▶ **TASK OBJECTIVE**: Could you transcribe every record below exactly as written, leaving out any pictures?

▶ **EXTRACTED ENTRIES**:

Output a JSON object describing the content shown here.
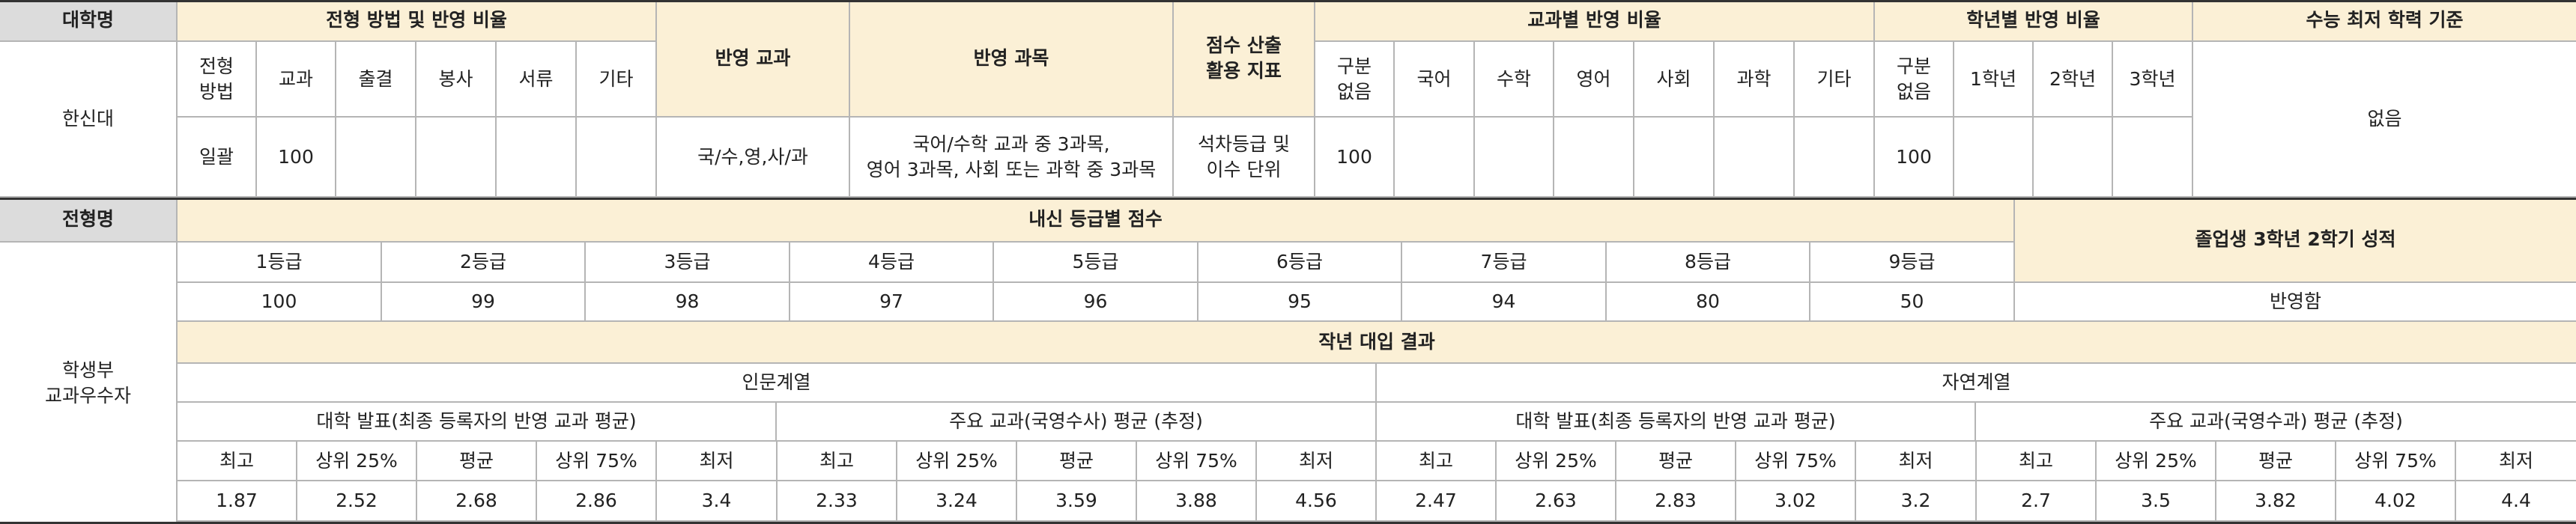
{
  "top": {
    "h_university": "대학명",
    "h_method_ratio": "전형 방법 및 반영 비율",
    "h_subjects_reflected": "반영 교과",
    "h_courses_reflected": "반영 과목",
    "h_score_indicator": "점수 산출\n활용 지표",
    "h_subject_ratio": "교과별 반영 비율",
    "h_grade_ratio": "학년별 반영 비율",
    "h_csat_min": "수능 최저 학력 기준",
    "sub_method": "전형\n방법",
    "sub_subject": "교과",
    "sub_attendance": "출결",
    "sub_volunteer": "봉사",
    "sub_documents": "서류",
    "sub_other": "기타",
    "sub_sr_none": "구분\n없음",
    "sub_korean": "국어",
    "sub_math": "수학",
    "sub_english": "영어",
    "sub_social": "사회",
    "sub_science": "과학",
    "sub_sr_other": "기타",
    "sub_gr_none": "구분\n없음",
    "sub_year1": "1학년",
    "sub_year2": "2학년",
    "sub_year3": "3학년",
    "university": "한신대",
    "v_method": "일괄",
    "v_subject": "100",
    "v_subjects_reflected": "국/수,영,사/과",
    "v_courses_reflected": "국어/수학 교과 중 3과목,\n영어 3과목, 사회 또는 과학 중 3과목",
    "v_score_indicator": "석차등급 및\n이수 단위",
    "v_sr_none": "100",
    "v_gr_none": "100",
    "v_csat_min": "없음"
  },
  "bottom": {
    "h_admission_name": "전형명",
    "h_grade_scores": "내신 등급별 점수",
    "h_graduate": "졸업생 3학년 2학기 성적",
    "admission_name": "학생부\n교과우수자",
    "grades": [
      "1등급",
      "2등급",
      "3등급",
      "4등급",
      "5등급",
      "6등급",
      "7등급",
      "8등급",
      "9등급"
    ],
    "grade_scores": [
      "100",
      "99",
      "98",
      "97",
      "96",
      "95",
      "94",
      "80",
      "50"
    ],
    "graduate_value": "반영함",
    "h_last_year": "작년 대입 결과",
    "humanities": "인문계열",
    "natural": "자연계열",
    "sub_univ_humanities": "대학 발표(최종 등록자의 반영 교과 평균)",
    "sub_main_humanities": "주요 교과(국영수사) 평균 (추정)",
    "sub_univ_natural": "대학 발표(최종 등록자의 반영 교과 평균)",
    "sub_main_natural": "주요 교과(국영수과) 평균 (추정)",
    "stat_labels": [
      "최고",
      "상위 25%",
      "평균",
      "상위 75%",
      "최저"
    ],
    "results": [
      [
        "1.87",
        "2.52",
        "2.68",
        "2.86",
        "3.4"
      ],
      [
        "2.33",
        "3.24",
        "3.59",
        "3.88",
        "4.56"
      ],
      [
        "2.47",
        "2.63",
        "2.83",
        "3.02",
        "3.2"
      ],
      [
        "2.7",
        "3.5",
        "3.82",
        "4.02",
        "4.4"
      ]
    ]
  }
}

▶ **EXERCISE OUTPUT**:
Output a JSON object describing the content shown here.
{
  "top": {
    "h_university": "대학명",
    "h_method_ratio": "전형 방법 및 반영 비율",
    "h_subjects_reflected": "반영 교과",
    "h_courses_reflected": "반영 과목",
    "h_score_indicator": "점수 산출\n활용 지표",
    "h_subject_ratio": "교과별 반영 비율",
    "h_grade_ratio": "학년별 반영 비율",
    "h_csat_min": "수능 최저 학력 기준",
    "sub_method": "전형\n방법",
    "sub_subject": "교과",
    "sub_attendance": "출결",
    "sub_volunteer": "봉사",
    "sub_documents": "서류",
    "sub_other": "기타",
    "sub_sr_none": "구분\n없음",
    "sub_korean": "국어",
    "sub_math": "수학",
    "sub_english": "영어",
    "sub_social": "사회",
    "sub_science": "과학",
    "sub_sr_other": "기타",
    "sub_gr_none": "구분\n없음",
    "sub_year1": "1학년",
    "sub_year2": "2학년",
    "sub_year3": "3학년",
    "university": "한신대",
    "v_method": "일괄",
    "v_subject": "100",
    "v_subjects_reflected": "국/수,영,사/과",
    "v_courses_reflected": "국어/수학 교과 중 3과목,\n영어 3과목, 사회 또는 과학 중 3과목",
    "v_score_indicator": "석차등급 및\n이수 단위",
    "v_sr_none": "100",
    "v_gr_none": "100",
    "v_csat_min": "없음"
  },
  "bottom": {
    "h_admission_name": "전형명",
    "h_grade_scores": "내신 등급별 점수",
    "h_graduate": "졸업생 3학년 2학기 성적",
    "admission_name": "학생부\n교과우수자",
    "grades": [
      "1등급",
      "2등급",
      "3등급",
      "4등급",
      "5등급",
      "6등급",
      "7등급",
      "8등급",
      "9등급"
    ],
    "grade_scores": [
      "100",
      "99",
      "98",
      "97",
      "96",
      "95",
      "94",
      "80",
      "50"
    ],
    "graduate_value": "반영함",
    "h_last_year": "작년 대입 결과",
    "humanities": "인문계열",
    "natural": "자연계열",
    "sub_univ_humanities": "대학 발표(최종 등록자의 반영 교과 평균)",
    "sub_main_humanities": "주요 교과(국영수사) 평균 (추정)",
    "sub_univ_natural": "대학 발표(최종 등록자의 반영 교과 평균)",
    "sub_main_natural": "주요 교과(국영수과) 평균 (추정)",
    "stat_labels": [
      "최고",
      "상위 25%",
      "평균",
      "상위 75%",
      "최저"
    ],
    "results": [
      [
        "1.87",
        "2.52",
        "2.68",
        "2.86",
        "3.4"
      ],
      [
        "2.33",
        "3.24",
        "3.59",
        "3.88",
        "4.56"
      ],
      [
        "2.47",
        "2.63",
        "2.83",
        "3.02",
        "3.2"
      ],
      [
        "2.7",
        "3.5",
        "3.82",
        "4.02",
        "4.4"
      ]
    ]
  }
}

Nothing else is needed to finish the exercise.